Here is a screenshot of the interface with MNIST data loaded. Under Model Specifications, I selected the label column as Label and all the pixels as predictors. I chose both t-SNE and UMAP as the algorithms.

 

Embedding_Interface.png

 

Another screenshot of the results of both t-SNE (top) and UMAP (bottom).

 

tSNE&UMAP.png

 

This add-in also supports some basic quality control options, including missing value checking, distribution, and sparsity calculation. You can find these options under Quality Control Options on the interface.

 

Updates: JMP R interface on Mac has versioning issues. Please downgrade your R to version <=3.3.3, and use t-sne only if you are a Mac user. 

 

Changelog:

v.1.2 <3/14/2019> Fixed an issue in Rtsne package where a large number of columns causing stack overflow problem.
v.1.1 <3/8/2019> Fixed a bug that could potentially produce “issues found in R, memory exhausted?” error message. Added a submenu for the MNIST example dataset.

v.1.0 <2/26/2019> Initial version.

Comments
mujahida

Hi! MJ,
Can I understand that, in above photos, each mass/group of points can be treated as the same attribute? or different color points should be treated as different attribute?

MJ
Hi Mujahida,
The colors indicate true labels for this dataset, so data points with the same color should have similar attribute. The clusters were estimated by t-SNE and UMAP, you should see some color mismatches.
marxx

Hi MJ, 

 

I am getting an error message when I try this addin. It looks like it is not recognizing my installation of R. Would you be able to help figure out how to get your addin to recognize my R installation if that is indeed the issue?

 

I am including a screenshot showing that R is open but not being recognized, and a screenshot of my R install location (not program files) and also copying some of the error message below.

 

This looks like a very exciting tool and I am hoping to use it. I've previously found t-sne in R to be useful and it would be of great value to be able to do this right in JMP. Any help you might provide is greatly appreciated.

 

Thanks!

 

Screenshots of error and open R instance, then screenshot of R install location

t-sne addin not recognizing R install.pngr install location.png

 

Error code

 

"

An installation of R cannot be found on this system. JMP R support requires R version 2.9.1 or higher in access or evaluation of 'Glue' , write2lastRun( pb2, _addinPath_ );
algr = cbb << get selected();
Print( "Got algr!" );
Try(
dim1 = dimBx1 << get;
per1 = perBx1 << get;
iter1 = iterBx1 << get;
);
Try(
dim2 = dimBx2 << get;
per2 = perBx2 << get;
iter2 = iterBx2 << get;
dist = distbox << get;
);
Print( "Got parameters!" );
Try( predictor = selectedX << getitems );
If( Length( predictor ) < 1,
Throw( "Please specify Predictors" )

EXERCISE REQUIREMENTS: Copy the add-in thread from "v.1.1 <3/8/2019> Fixed" to "as different attribute?", replacing "attribute" with "category". These rows have no connection to the add-in thread above.

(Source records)
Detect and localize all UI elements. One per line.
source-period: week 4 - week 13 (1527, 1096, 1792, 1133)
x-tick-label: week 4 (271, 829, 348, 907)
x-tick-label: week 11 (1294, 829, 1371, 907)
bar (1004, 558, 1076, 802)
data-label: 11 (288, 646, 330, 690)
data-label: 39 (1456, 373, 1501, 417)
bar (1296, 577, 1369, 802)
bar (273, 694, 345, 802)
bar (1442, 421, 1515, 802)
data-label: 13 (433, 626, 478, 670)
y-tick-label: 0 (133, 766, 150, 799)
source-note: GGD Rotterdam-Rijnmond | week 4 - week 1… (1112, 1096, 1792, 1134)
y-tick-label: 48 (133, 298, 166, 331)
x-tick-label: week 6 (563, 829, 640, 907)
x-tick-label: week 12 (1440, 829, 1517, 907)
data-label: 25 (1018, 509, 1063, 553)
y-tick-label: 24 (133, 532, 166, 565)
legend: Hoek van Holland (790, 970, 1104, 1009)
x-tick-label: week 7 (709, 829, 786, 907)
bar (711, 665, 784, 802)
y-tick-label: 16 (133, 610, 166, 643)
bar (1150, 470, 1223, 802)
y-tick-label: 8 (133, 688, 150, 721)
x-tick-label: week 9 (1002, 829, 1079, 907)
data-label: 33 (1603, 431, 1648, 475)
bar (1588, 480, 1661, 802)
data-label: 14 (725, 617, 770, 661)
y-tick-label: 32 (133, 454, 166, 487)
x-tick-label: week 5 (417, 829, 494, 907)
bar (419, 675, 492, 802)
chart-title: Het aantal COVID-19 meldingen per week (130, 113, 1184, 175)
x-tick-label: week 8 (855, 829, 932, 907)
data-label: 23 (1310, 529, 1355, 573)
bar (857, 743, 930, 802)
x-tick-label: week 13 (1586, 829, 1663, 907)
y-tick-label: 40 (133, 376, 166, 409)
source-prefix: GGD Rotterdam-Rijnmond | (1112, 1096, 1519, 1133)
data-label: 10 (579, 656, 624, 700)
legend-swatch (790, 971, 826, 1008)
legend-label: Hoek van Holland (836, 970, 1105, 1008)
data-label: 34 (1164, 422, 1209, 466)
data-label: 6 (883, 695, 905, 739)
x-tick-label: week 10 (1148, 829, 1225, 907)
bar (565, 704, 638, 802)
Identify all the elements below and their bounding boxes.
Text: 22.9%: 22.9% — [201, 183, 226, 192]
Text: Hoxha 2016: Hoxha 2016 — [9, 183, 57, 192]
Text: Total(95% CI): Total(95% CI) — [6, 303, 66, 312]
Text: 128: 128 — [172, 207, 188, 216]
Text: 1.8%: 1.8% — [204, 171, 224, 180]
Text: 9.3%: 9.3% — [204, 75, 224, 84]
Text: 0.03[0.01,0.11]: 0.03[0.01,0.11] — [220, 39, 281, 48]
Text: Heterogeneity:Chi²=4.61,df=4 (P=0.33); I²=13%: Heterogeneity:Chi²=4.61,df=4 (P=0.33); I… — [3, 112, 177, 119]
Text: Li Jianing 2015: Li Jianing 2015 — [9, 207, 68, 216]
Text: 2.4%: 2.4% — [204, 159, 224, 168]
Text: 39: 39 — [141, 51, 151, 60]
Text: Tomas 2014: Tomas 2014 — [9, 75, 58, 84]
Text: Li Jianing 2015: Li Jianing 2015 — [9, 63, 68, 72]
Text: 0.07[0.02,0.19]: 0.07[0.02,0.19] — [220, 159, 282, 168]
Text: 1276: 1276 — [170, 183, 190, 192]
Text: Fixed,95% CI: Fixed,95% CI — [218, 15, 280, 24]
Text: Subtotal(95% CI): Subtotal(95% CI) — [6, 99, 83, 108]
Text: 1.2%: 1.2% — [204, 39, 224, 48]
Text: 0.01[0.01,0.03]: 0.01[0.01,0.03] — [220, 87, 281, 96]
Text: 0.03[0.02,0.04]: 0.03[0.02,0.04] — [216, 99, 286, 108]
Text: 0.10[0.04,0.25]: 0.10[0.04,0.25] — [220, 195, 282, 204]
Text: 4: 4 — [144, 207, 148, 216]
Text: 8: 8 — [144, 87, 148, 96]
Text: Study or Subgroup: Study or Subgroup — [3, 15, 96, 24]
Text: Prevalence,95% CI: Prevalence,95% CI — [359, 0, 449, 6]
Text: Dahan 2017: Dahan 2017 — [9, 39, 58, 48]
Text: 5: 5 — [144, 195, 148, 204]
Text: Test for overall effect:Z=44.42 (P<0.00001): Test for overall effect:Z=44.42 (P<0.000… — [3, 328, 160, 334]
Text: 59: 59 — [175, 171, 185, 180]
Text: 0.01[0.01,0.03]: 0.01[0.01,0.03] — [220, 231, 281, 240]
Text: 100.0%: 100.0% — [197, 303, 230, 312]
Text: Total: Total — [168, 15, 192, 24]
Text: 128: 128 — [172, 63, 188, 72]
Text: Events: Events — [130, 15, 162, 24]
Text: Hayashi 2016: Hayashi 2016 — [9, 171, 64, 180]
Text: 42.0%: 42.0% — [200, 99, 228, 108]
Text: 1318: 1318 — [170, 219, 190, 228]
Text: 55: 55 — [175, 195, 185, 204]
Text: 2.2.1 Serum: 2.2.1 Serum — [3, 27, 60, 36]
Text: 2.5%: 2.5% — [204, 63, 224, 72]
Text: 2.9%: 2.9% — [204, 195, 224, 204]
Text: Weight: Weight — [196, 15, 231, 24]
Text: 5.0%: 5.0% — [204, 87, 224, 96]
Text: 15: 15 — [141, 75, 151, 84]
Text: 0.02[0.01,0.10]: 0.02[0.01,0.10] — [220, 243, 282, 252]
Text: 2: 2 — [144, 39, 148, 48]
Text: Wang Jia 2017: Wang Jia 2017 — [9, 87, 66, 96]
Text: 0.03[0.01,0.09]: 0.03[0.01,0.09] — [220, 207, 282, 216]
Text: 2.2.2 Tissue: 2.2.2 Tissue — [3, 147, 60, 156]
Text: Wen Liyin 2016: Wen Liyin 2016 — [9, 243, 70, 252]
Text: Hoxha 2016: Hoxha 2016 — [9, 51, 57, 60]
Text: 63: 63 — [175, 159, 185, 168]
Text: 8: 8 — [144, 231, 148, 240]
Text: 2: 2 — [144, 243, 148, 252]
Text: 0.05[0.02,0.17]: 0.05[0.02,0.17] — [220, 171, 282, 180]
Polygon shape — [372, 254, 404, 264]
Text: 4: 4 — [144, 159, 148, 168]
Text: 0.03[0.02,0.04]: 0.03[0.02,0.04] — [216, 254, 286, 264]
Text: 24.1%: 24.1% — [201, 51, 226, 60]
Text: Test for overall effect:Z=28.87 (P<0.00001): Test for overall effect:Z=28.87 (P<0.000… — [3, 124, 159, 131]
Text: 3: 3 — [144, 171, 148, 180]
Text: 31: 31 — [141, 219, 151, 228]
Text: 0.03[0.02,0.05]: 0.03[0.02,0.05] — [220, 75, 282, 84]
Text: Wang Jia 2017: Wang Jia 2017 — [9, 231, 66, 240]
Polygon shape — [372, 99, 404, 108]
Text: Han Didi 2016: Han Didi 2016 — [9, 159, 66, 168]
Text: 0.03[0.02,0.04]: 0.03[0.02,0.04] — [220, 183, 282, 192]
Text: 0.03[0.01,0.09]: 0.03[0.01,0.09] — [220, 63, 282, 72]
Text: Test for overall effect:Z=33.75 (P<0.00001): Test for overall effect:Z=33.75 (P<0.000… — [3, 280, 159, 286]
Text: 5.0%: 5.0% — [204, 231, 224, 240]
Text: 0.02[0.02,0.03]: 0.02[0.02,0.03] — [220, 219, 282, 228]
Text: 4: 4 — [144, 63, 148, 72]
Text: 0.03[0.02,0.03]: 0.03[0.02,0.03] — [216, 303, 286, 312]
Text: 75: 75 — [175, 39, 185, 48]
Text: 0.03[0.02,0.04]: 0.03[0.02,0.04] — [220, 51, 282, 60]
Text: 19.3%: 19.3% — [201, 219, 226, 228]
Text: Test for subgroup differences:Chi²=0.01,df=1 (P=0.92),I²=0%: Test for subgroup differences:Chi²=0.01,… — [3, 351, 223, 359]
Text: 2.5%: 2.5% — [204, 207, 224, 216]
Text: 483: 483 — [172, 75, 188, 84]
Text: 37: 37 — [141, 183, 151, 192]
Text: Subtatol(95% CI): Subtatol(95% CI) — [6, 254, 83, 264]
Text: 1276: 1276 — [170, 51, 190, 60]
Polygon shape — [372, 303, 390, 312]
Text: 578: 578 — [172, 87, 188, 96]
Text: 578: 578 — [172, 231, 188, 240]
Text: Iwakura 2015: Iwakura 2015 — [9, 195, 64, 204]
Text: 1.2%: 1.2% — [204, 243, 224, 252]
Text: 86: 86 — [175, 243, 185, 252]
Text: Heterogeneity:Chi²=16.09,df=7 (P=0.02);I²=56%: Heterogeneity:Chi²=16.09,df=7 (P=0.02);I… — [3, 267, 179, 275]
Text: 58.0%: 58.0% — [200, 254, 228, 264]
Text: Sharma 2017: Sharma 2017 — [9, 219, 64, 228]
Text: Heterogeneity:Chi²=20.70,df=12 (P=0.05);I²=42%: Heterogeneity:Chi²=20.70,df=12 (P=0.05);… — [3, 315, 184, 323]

EXERCISE RESULT:
v.1.1 <3/8/2019> Fixed a bug that could potentially produce “issues found in R, memory exhausted?” error message. Added a submenu for the MNIST example dataset.

v.1.0 <2/26/2019> Initial version.

Comments
mujahida

Hi! MJ,
Can I understand that, in above photos, each mass/group of points can be treated as the same category? or different color points should be treated as different category?